BEGIN RAW DATA
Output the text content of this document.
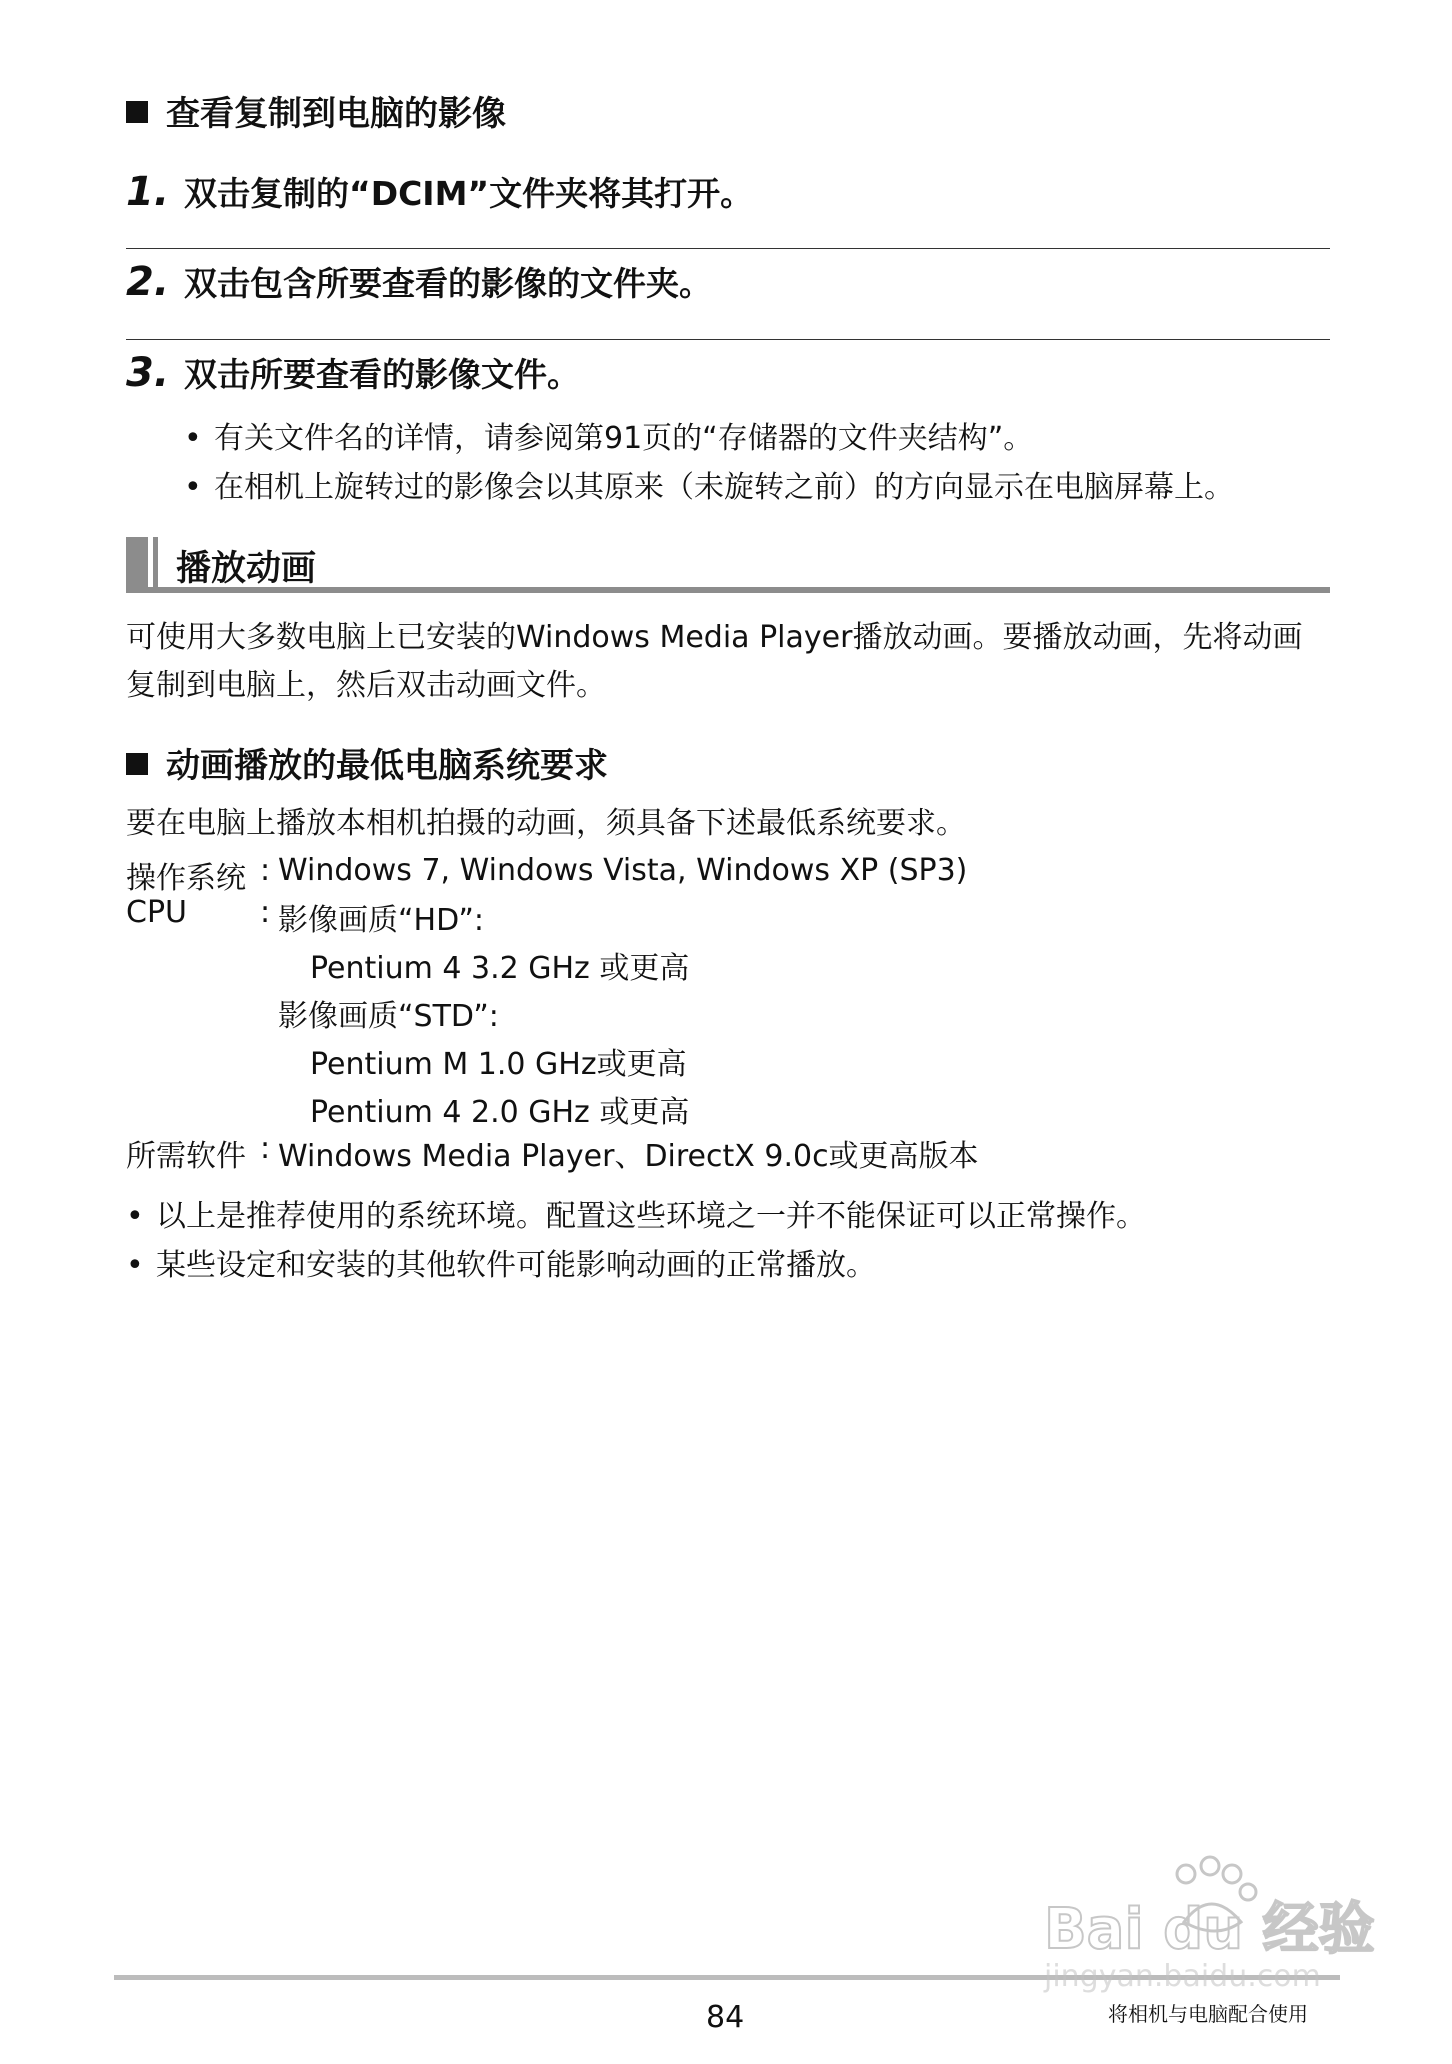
查看复制到电脑的影像
1. 双击复制的“DCIM”文件夹将其打开。
2. 双击包含所要查看的影像的文件夹。
3. 双击所要查看的影像文件。
• 有关文件名的详情，请参阅第91页的“存储器的文件夹结构”。
• 在相机上旋转过的影像会以其原来（未旋转之前）的方向显示在电脑屏幕上。
播放动画
可使用大多数电脑上已安装的Windows Media Player播放动画。要播放动画，先将动画
复制到电脑上，然后双击动画文件。
动画播放的最低电脑系统要求
要在电脑上播放本相机拍摄的动画，须具备下述最低系统要求。
操作系统 : Windows 7, Windows Vista, Windows XP (SP3)
CPU : 影像画质“HD”:
Pentium 4 3.2 GHz 或更高
影像画质“STD”:
Pentium M 1.0 GHz或更高
Pentium 4 2.0 GHz 或更高
所需软件 : Windows Media Player、DirectX 9.0c或更高版本
• 以上是推荐使用的系统环境。配置这些环境之一并不能保证可以正常操作。
• 某些设定和安装的其他软件可能影响动画的正常播放。
84	将相机与电脑配合使用
Bai du 经验
jingyan.baidu.com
END RAW DATA
# TASK DIRECTIONS
Pictures appear in the records above. Output everything except them, exactly.

# TASK ANSWER
Output the text content of this document.
查看复制到电脑的影像
1. 双击复制的“DCIM”文件夹将其打开。
2. 双击包含所要查看的影像的文件夹。
3. 双击所要查看的影像文件。
• 有关文件名的详情，请参阅第91页的“存储器的文件夹结构”。
• 在相机上旋转过的影像会以其原来（未旋转之前）的方向显示在电脑屏幕上。
播放动画
可使用大多数电脑上已安装的Windows Media Player播放动画。要播放动画，先将动画
复制到电脑上，然后双击动画文件。
动画播放的最低电脑系统要求
要在电脑上播放本相机拍摄的动画，须具备下述最低系统要求。
操作系统 : Windows 7, Windows Vista, Windows XP (SP3)
CPU : 影像画质“HD”:
Pentium 4 3.2 GHz 或更高
影像画质“STD”:
Pentium M 1.0 GHz或更高
Pentium 4 2.0 GHz 或更高
所需软件 : Windows Media Player、DirectX 9.0c或更高版本
• 以上是推荐使用的系统环境。配置这些环境之一并不能保证可以正常操作。
• 某些设定和安装的其他软件可能影响动画的正常播放。
84	将相机与电脑配合使用
Bai du 经验
jingyan.baidu.com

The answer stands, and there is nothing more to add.